[Data extracted from a collection]
%%

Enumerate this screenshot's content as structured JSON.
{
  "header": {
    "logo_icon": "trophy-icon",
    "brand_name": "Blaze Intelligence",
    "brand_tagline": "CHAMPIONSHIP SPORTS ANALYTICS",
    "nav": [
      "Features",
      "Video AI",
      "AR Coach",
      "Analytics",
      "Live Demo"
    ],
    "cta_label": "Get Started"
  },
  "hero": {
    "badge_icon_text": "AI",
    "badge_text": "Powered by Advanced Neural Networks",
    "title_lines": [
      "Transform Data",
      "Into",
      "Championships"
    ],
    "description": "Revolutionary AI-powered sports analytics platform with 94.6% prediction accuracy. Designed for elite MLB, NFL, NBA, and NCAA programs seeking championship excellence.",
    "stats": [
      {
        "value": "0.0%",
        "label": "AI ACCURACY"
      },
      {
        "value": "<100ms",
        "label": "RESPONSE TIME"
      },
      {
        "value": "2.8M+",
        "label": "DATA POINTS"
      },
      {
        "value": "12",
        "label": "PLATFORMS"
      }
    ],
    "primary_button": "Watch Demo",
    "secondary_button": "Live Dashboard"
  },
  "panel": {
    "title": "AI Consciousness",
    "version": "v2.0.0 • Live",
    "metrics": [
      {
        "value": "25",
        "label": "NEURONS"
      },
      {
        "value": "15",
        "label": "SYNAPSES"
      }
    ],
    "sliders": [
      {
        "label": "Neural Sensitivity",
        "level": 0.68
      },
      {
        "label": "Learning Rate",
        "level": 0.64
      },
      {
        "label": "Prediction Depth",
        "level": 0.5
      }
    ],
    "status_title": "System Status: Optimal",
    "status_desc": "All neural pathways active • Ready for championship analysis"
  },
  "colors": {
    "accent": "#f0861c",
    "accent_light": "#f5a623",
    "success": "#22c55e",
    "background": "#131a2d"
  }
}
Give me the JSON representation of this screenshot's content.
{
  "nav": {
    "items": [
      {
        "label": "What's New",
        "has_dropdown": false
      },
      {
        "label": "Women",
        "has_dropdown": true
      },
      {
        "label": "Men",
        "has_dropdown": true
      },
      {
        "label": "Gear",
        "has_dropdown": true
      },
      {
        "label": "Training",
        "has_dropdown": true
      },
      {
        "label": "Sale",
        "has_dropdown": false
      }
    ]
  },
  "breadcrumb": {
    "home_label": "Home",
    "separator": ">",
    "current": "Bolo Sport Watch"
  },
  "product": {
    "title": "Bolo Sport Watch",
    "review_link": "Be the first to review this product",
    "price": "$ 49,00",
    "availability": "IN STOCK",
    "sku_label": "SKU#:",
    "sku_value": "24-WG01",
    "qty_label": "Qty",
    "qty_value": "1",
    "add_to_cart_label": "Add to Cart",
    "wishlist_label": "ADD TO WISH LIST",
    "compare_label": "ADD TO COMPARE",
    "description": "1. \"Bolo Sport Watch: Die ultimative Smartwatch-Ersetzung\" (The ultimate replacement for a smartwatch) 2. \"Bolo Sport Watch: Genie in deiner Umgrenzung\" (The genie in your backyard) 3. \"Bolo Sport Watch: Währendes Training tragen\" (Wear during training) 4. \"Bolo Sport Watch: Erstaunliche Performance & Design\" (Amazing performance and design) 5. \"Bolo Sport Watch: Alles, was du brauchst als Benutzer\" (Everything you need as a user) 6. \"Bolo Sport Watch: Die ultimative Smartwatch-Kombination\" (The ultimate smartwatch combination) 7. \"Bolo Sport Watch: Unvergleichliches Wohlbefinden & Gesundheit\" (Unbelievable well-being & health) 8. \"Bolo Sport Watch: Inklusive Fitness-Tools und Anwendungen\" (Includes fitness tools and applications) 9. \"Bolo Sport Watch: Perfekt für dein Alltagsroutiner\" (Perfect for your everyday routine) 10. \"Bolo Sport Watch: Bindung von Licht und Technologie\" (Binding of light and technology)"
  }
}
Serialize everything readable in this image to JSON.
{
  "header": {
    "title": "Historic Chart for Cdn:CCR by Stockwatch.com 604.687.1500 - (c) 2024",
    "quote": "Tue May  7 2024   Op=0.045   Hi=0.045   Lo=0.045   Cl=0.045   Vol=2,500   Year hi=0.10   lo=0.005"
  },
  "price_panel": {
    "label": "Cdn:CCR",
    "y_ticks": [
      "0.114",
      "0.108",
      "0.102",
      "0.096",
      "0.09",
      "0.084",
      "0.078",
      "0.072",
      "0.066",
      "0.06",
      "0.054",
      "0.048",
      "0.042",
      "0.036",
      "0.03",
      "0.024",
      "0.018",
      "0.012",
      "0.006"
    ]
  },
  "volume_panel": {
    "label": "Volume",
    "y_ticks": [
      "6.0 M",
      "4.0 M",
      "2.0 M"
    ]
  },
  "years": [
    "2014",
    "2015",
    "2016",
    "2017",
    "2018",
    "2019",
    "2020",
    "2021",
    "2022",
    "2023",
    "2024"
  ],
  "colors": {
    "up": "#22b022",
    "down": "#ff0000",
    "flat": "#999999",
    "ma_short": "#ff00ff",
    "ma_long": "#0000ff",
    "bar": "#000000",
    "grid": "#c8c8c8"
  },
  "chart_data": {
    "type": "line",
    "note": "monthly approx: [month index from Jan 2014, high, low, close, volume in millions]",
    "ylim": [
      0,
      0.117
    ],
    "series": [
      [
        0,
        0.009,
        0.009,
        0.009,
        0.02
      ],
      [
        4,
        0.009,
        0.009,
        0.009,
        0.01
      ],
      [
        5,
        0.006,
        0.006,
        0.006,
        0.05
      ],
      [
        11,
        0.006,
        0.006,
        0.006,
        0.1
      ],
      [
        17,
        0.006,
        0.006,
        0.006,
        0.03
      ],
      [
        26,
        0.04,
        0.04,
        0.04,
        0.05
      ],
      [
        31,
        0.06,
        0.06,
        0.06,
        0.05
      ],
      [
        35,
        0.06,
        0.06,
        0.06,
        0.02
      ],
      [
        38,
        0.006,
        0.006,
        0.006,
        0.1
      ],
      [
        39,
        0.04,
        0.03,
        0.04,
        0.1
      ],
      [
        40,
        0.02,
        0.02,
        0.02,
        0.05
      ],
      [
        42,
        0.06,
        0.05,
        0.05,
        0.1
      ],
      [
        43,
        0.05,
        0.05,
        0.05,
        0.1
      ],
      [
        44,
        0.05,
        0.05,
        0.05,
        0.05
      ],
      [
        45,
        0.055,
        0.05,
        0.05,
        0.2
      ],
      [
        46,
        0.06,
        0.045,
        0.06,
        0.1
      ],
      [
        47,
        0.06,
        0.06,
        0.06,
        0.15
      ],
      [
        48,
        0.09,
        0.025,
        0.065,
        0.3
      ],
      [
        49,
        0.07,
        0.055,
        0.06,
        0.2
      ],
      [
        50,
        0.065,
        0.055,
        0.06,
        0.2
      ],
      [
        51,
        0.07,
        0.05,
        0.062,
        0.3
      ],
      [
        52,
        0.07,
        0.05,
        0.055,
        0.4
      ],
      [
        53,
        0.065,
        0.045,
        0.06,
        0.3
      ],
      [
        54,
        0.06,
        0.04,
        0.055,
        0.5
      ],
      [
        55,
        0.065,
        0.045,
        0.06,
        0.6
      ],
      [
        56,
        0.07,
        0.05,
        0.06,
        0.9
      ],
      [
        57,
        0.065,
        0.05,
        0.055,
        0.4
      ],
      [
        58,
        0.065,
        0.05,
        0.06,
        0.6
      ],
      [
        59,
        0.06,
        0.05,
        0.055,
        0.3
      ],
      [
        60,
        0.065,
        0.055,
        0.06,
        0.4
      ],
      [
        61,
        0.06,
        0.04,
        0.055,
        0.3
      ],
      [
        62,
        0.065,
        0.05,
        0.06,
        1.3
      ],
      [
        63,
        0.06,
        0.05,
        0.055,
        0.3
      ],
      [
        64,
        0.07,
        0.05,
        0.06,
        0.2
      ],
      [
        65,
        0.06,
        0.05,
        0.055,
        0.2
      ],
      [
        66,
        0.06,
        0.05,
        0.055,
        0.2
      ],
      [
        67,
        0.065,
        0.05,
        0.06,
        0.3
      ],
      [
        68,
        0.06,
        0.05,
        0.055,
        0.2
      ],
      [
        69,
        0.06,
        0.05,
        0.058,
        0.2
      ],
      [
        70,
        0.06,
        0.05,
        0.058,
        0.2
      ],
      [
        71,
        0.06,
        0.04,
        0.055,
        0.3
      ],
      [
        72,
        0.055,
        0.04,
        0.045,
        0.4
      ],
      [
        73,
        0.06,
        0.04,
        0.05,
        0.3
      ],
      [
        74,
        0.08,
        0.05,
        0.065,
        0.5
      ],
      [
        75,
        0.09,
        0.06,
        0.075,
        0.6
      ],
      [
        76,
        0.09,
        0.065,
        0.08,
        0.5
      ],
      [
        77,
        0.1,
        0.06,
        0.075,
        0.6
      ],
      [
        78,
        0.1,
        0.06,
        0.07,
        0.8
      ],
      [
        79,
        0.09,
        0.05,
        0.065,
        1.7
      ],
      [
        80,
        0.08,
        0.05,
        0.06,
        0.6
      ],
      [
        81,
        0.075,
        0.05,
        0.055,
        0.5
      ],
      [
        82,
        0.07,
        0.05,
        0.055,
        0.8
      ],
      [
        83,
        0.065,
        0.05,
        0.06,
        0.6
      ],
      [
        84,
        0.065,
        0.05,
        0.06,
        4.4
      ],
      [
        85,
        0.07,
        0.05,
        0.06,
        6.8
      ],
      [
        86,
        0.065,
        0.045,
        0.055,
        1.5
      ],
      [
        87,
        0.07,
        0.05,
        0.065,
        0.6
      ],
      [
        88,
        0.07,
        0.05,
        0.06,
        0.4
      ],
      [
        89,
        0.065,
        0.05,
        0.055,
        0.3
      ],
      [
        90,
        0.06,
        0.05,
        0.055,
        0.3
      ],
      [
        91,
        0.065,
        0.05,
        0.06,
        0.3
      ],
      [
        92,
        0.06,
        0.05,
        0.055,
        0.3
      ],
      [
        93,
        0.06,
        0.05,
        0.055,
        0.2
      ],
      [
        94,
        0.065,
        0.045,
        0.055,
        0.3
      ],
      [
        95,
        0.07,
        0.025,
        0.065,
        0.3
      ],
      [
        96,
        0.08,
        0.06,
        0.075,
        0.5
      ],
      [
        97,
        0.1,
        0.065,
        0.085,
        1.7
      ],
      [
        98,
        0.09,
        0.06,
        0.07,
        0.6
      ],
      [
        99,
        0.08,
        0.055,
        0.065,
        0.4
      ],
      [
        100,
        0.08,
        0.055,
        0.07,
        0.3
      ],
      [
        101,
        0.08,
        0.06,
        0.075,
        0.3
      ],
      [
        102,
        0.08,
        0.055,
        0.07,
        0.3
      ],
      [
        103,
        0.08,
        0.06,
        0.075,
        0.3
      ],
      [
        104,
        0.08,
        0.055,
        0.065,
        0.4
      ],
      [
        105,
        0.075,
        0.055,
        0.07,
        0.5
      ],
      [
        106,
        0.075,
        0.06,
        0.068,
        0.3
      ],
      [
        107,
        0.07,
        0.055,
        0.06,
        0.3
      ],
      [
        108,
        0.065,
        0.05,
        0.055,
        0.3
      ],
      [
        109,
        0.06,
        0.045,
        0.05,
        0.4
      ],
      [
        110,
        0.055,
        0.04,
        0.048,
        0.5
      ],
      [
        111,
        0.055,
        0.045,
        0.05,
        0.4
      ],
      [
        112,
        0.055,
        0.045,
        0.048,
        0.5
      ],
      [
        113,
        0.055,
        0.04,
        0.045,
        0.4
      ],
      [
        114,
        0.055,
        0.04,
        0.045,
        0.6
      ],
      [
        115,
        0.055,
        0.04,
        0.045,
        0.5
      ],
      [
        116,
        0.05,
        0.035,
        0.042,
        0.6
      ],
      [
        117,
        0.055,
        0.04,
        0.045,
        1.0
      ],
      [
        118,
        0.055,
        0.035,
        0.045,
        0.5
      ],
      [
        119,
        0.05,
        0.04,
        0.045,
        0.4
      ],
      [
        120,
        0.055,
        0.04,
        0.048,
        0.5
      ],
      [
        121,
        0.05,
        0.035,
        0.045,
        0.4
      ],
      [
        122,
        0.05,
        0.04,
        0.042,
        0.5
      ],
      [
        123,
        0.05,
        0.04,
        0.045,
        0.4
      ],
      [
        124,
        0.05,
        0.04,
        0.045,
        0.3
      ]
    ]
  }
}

%%

#### TO DO:
Where does the word "JSON" appear? Return each line that holds it.

#### FINAL RESULT:
Enumerate this screenshot's content as structured JSON.
Give me the JSON representation of this screenshot's content.
Serialize everything readable in this image to JSON.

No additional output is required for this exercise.